The request
Using the listing below, please gather every line containing the word "CHAPITRE".

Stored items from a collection
<<<<

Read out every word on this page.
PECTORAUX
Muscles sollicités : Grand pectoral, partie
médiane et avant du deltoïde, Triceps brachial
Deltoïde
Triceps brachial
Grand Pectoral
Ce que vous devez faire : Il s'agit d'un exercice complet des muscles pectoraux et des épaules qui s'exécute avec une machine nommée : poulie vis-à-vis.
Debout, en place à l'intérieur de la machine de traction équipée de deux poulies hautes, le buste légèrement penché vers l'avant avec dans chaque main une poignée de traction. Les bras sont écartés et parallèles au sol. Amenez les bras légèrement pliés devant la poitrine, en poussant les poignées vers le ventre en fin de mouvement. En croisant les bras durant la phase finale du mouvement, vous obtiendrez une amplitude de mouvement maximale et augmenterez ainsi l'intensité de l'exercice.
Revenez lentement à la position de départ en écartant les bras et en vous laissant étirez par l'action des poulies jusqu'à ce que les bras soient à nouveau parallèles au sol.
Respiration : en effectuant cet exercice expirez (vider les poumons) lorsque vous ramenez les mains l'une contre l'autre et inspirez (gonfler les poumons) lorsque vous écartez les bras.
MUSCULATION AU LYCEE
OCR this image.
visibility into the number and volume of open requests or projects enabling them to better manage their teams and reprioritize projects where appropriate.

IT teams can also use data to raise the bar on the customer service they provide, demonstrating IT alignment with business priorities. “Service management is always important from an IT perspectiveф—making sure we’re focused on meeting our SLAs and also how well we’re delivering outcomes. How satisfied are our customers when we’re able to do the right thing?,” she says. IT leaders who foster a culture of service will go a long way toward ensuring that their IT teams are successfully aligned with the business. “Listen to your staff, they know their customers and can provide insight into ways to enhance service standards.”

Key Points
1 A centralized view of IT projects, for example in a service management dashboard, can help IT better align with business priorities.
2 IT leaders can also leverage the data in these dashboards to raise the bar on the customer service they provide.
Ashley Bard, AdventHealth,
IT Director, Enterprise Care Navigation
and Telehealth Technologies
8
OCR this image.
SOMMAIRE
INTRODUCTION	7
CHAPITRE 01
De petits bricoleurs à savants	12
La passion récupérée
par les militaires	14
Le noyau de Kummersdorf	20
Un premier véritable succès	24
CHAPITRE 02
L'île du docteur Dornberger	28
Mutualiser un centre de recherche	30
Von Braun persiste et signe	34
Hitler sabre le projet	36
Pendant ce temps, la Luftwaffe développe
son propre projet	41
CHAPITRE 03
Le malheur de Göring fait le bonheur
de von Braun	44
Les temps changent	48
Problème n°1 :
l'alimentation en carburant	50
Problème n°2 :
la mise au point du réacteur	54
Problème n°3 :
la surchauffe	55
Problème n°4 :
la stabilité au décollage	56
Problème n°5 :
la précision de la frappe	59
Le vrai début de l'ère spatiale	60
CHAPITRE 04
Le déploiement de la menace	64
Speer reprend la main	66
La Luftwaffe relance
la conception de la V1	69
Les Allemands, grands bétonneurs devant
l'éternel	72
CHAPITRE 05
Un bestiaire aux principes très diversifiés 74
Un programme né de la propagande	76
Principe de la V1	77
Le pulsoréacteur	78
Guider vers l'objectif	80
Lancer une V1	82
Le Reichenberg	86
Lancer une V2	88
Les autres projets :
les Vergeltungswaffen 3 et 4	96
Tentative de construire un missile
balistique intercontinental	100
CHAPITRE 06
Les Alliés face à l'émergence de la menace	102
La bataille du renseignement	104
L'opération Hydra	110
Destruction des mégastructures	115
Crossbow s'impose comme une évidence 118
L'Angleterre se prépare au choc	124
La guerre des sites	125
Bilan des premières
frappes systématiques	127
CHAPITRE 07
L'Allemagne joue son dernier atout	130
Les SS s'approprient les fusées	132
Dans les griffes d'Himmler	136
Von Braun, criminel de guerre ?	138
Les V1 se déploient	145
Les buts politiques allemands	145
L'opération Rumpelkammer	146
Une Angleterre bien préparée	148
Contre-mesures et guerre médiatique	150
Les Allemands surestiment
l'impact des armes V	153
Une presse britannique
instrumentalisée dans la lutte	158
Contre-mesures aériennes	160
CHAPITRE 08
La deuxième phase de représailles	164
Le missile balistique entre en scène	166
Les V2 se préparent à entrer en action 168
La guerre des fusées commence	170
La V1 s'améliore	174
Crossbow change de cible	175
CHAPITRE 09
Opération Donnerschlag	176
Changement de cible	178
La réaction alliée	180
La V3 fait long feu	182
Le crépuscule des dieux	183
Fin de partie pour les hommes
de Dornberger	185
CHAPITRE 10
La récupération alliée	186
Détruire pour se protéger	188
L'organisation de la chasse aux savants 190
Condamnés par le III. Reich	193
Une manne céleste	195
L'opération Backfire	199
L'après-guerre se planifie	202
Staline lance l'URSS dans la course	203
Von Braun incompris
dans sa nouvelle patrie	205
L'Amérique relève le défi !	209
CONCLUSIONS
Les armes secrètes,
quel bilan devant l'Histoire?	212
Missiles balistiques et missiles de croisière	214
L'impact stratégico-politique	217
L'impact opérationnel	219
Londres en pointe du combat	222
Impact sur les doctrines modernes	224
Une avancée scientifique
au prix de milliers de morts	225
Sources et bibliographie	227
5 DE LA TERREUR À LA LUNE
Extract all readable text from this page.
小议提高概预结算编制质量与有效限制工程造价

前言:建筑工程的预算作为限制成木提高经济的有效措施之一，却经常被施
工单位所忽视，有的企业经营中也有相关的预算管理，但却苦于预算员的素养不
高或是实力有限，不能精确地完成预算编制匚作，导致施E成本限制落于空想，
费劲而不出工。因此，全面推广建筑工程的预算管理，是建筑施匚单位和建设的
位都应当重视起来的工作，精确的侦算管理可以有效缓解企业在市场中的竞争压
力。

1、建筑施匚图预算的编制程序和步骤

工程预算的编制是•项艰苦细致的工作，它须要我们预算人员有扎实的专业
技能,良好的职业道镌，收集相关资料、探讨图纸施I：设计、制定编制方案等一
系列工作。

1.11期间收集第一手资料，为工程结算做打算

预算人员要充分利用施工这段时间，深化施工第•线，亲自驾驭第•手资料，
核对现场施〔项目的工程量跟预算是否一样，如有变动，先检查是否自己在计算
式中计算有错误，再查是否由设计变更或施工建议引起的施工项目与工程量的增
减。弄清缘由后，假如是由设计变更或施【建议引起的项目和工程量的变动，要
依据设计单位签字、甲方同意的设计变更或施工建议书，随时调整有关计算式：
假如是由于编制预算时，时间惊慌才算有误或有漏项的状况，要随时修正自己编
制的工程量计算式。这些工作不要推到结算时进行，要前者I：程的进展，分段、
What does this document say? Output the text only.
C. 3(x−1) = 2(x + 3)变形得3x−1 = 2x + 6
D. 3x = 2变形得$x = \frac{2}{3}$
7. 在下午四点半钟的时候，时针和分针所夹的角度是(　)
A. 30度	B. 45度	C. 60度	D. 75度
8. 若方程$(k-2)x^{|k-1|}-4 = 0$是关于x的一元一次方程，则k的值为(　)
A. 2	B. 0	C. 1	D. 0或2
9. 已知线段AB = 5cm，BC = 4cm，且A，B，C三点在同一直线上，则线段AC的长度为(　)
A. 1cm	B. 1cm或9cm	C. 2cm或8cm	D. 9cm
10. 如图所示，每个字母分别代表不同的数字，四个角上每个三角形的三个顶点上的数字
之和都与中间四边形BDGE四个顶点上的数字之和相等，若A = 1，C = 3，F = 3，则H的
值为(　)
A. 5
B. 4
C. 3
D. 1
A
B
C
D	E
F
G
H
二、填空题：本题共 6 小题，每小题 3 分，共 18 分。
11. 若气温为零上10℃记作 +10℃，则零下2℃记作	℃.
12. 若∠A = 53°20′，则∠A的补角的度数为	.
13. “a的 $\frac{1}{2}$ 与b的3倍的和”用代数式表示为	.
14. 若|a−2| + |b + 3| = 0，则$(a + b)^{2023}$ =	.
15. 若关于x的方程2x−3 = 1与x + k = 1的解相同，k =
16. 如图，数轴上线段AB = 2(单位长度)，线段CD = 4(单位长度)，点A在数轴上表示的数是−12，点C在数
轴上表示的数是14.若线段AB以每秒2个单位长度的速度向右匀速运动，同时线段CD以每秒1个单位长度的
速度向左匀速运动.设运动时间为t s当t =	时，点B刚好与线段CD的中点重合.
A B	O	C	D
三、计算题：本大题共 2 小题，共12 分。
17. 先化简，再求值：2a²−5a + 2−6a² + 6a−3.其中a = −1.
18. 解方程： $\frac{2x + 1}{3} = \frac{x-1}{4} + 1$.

>>>>

Full output
CHAPITRE 01
CHAPITRE 02
CHAPITRE 03
CHAPITRE 04
CHAPITRE 05
CHAPITRE 06
CHAPITRE 07
CHAPITRE 08
CHAPITRE 09
CHAPITRE 10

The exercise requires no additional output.